Using ORDER BY and getting most recent version of records

Question 1

I think this does what you want. It parses the column to get the first and last parts and then finds the maximum "DATE" for each. It returns the row that matches the date:

select id, "DATE", COL_A
from (select v.*,
             max("DATE") over (partition by substr(col_A, 1, 1),
                                            substr(col_A, 8)
                              ) as maxdate
      from versiones v
     ) v
where "DATE" = maxdate;

The SQL Fiddle is here.

Question 2

I am not sure but i think this would work : "HAVING date >= MAX(date)-1"

max(date)-1 will return 2014-1 = 2013 , which will eventually filter out the results based on date >= 2013 .

But this would list all the 2013,2014 entries ..

Question 3

You could use an analytic function to get the maximum version, and then select the corresponding records, as below:

SELECT
  *
FROM
  db.table
WHERE
  Col_0 IN
  (
    Select Distinct
      Max(Col_0) Over (Partition By Replace(Col_0, Replace(Regexp_Substr(Col_0, '_[^,]+_'), '_', ''), '') 
                       Order By REPLACE(Regexp_Substr(Col_0, '_[^,]+_'), '_', '') DESC) AS Col_0
    FROM
      db.table
  );

Also, please note that you would not be able to name a column as DATE, because DATE is a reserved word.

Question 4

Here is my answer:

select * from
versiones
where SUBSTR(COL_A,0,6)
in(
  select version from
  (
  select SUBSTR(COL_A,0,1) letra,max(SUBSTR(COL_A,6,1)) maximo,
  SUBSTR(COL_A,0,1)||'_Ver'||max(SUBSTR(COL_A,6,1)) version
  from versiones
   group by SUBSTR(COL_A,0,1)
  )
  cs
  )

Sqlfiddle: http://sqlfiddle.com/#!4/84a8f/13

-- Set task --
Copy word for word the stretch of the SQL thread on finding the most recent version of records from "The SQL Fiddle" through "2013,2014 entries ..".

-- Given information --
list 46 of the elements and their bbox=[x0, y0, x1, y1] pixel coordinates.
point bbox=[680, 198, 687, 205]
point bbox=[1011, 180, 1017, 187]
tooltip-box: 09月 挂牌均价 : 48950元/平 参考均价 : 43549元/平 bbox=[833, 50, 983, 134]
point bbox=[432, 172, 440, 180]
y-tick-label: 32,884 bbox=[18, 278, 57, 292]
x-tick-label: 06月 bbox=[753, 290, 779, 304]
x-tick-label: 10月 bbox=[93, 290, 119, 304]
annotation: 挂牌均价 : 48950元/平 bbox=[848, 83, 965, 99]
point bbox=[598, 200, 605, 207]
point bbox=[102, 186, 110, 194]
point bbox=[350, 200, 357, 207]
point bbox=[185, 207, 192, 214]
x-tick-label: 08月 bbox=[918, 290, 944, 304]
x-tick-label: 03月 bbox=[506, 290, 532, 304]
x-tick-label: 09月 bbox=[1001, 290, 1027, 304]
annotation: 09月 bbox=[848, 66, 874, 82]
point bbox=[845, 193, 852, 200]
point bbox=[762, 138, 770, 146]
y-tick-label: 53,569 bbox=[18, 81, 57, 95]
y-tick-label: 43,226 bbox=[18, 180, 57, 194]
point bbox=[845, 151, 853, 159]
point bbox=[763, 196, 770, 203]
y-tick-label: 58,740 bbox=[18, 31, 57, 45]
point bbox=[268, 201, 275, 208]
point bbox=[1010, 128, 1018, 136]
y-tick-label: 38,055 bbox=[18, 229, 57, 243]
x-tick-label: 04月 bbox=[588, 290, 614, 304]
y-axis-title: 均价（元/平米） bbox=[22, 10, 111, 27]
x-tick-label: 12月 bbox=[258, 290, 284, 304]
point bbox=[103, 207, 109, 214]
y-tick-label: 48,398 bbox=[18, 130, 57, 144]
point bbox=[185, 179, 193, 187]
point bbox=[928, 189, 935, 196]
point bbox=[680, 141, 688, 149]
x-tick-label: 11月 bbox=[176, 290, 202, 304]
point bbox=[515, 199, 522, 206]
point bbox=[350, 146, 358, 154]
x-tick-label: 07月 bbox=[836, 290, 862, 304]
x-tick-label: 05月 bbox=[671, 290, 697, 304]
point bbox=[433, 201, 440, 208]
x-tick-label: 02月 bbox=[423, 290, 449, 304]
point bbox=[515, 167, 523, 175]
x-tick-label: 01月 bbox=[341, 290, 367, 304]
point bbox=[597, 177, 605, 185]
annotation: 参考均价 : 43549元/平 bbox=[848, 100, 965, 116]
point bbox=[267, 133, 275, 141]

-- Result of this exercise --
The SQL Fiddle is here.

Question 2

I am not sure but i think this would work : "HAVING date >= MAX(date)-1"

max(date)-1 will return 2014-1 = 2013 , which will eventually filter out the results based on date >= 2013 .

But this would list all the 2013,2014 entries ..